## Begin Entries shown

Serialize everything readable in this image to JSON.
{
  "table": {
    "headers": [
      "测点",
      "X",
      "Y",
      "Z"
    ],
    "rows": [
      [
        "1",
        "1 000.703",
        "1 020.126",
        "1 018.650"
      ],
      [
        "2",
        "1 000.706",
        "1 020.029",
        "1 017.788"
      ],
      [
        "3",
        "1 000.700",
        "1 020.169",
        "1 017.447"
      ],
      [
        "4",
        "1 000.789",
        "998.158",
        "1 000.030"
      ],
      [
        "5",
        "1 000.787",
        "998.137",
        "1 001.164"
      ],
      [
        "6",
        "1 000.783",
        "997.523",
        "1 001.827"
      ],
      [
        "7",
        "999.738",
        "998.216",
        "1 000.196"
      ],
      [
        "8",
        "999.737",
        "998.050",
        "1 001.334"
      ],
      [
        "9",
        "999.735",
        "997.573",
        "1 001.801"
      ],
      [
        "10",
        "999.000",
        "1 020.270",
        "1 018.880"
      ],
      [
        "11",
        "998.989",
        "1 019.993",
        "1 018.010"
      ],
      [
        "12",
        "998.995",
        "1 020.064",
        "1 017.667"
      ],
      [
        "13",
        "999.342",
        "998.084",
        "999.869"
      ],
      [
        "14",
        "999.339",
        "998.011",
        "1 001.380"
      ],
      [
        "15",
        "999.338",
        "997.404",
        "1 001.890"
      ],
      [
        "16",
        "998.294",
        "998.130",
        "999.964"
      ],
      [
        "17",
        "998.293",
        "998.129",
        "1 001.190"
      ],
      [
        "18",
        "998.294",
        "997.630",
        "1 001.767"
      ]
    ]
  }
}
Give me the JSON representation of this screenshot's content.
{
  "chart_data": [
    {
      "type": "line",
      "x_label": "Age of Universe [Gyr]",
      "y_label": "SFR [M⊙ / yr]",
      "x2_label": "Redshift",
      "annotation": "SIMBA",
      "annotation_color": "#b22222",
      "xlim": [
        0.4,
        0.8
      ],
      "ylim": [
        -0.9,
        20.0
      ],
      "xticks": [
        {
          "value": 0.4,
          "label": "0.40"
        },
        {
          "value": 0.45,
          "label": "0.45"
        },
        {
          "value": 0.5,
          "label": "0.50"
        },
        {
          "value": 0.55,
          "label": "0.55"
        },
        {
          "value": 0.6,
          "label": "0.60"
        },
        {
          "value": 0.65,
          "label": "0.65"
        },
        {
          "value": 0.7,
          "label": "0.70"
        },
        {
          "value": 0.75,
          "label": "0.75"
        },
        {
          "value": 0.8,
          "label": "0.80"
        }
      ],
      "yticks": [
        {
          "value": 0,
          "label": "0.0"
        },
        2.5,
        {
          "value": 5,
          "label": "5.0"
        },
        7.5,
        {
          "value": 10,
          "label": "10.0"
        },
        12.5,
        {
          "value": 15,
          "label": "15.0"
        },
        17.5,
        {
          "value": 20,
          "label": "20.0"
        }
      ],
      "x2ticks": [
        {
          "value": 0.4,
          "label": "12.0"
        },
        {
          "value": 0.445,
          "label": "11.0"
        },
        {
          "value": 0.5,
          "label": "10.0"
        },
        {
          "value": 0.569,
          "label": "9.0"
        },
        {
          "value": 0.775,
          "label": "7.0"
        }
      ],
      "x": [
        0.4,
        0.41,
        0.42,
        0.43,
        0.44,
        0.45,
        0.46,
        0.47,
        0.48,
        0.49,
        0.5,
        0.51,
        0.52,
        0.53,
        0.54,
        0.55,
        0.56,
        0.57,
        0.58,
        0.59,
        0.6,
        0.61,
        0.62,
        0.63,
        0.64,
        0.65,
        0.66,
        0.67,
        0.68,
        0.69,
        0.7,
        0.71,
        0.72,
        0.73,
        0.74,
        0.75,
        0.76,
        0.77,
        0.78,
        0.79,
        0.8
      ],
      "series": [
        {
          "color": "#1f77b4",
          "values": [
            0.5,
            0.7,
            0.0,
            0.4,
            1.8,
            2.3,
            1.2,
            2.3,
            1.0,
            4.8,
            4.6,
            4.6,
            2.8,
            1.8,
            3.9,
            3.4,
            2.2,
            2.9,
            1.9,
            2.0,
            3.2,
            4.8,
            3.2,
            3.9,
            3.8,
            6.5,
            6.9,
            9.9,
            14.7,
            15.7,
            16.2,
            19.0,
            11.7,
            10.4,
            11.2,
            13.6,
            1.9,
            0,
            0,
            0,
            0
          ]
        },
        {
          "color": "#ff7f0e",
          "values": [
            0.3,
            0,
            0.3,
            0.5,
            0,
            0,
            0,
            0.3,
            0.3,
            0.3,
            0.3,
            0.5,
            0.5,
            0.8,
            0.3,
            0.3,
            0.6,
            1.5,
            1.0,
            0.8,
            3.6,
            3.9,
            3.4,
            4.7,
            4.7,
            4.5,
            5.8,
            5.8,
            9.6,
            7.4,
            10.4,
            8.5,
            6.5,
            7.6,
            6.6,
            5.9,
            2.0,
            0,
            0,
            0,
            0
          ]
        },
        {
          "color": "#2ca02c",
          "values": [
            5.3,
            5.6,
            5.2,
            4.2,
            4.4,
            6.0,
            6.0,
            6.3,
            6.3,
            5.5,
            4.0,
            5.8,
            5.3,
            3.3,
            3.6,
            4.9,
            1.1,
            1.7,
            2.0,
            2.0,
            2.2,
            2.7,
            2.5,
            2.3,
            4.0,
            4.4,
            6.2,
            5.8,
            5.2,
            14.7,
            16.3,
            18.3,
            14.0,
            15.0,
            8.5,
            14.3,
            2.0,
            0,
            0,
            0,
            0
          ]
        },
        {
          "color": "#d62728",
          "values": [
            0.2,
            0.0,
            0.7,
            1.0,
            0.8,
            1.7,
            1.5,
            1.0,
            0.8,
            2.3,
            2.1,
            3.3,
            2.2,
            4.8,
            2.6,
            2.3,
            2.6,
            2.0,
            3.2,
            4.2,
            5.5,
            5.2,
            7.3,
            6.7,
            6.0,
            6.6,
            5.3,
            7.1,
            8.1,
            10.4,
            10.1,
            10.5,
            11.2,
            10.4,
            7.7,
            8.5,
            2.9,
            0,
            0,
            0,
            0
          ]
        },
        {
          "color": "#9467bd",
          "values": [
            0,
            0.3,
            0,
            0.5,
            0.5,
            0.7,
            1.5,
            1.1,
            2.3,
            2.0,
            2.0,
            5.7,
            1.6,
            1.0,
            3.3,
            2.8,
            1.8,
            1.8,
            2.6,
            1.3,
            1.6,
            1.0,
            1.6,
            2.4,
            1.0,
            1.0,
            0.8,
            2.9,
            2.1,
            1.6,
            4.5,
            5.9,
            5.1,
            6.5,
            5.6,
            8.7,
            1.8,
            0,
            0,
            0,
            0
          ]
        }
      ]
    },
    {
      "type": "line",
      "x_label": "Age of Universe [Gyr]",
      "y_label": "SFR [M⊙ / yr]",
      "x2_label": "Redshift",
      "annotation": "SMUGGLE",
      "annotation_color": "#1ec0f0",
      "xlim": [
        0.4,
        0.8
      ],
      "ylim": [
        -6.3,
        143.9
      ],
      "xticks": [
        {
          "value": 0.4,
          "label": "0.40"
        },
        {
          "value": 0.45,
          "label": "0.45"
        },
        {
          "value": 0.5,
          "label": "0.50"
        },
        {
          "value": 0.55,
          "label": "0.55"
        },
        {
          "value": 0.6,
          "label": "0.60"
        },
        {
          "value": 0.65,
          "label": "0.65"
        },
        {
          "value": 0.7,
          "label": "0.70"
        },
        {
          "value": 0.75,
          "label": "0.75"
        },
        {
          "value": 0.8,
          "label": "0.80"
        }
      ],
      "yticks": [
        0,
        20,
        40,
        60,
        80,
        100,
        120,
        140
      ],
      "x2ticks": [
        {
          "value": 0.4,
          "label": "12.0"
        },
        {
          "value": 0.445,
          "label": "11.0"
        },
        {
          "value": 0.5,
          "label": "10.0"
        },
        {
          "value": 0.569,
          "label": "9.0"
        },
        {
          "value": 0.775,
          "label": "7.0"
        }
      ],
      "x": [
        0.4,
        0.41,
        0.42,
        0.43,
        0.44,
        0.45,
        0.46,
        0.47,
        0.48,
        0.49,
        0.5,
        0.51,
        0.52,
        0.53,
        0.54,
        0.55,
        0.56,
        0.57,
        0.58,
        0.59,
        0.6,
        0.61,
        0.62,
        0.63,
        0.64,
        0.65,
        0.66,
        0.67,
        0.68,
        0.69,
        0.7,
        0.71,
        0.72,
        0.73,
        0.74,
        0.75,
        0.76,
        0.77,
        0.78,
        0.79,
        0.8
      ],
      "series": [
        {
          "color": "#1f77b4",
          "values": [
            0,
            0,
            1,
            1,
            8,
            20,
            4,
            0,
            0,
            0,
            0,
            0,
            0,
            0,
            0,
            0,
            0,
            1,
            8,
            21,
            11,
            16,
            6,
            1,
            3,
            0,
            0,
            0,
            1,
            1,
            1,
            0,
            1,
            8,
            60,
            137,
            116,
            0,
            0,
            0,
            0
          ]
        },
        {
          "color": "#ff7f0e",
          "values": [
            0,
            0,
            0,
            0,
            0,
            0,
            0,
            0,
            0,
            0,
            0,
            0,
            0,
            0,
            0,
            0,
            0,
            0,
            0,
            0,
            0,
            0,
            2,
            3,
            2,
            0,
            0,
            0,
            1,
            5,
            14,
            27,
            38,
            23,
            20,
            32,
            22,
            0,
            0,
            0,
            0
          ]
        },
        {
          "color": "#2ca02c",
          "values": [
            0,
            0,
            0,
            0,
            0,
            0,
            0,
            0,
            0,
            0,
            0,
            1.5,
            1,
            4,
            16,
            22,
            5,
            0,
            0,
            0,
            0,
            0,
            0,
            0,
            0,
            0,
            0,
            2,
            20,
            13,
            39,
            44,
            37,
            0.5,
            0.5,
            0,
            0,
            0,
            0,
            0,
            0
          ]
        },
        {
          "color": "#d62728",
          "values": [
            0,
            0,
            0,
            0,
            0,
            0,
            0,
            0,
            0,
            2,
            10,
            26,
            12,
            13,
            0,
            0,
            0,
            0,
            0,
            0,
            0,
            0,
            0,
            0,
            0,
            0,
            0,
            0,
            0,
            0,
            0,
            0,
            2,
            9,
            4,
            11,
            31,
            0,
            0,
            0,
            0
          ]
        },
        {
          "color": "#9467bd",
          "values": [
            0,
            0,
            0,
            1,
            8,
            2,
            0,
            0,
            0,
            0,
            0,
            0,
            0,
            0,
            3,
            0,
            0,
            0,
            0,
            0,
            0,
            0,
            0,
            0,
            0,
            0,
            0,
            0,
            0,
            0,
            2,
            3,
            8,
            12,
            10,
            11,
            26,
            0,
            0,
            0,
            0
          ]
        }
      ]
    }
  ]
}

## End Entries shown

**Work instructions:**
Lines from the records above that hold "JSON" are the ones to list.

**Output below:**
Serialize everything readable in this image to JSON.
Give me the JSON representation of this screenshot's content.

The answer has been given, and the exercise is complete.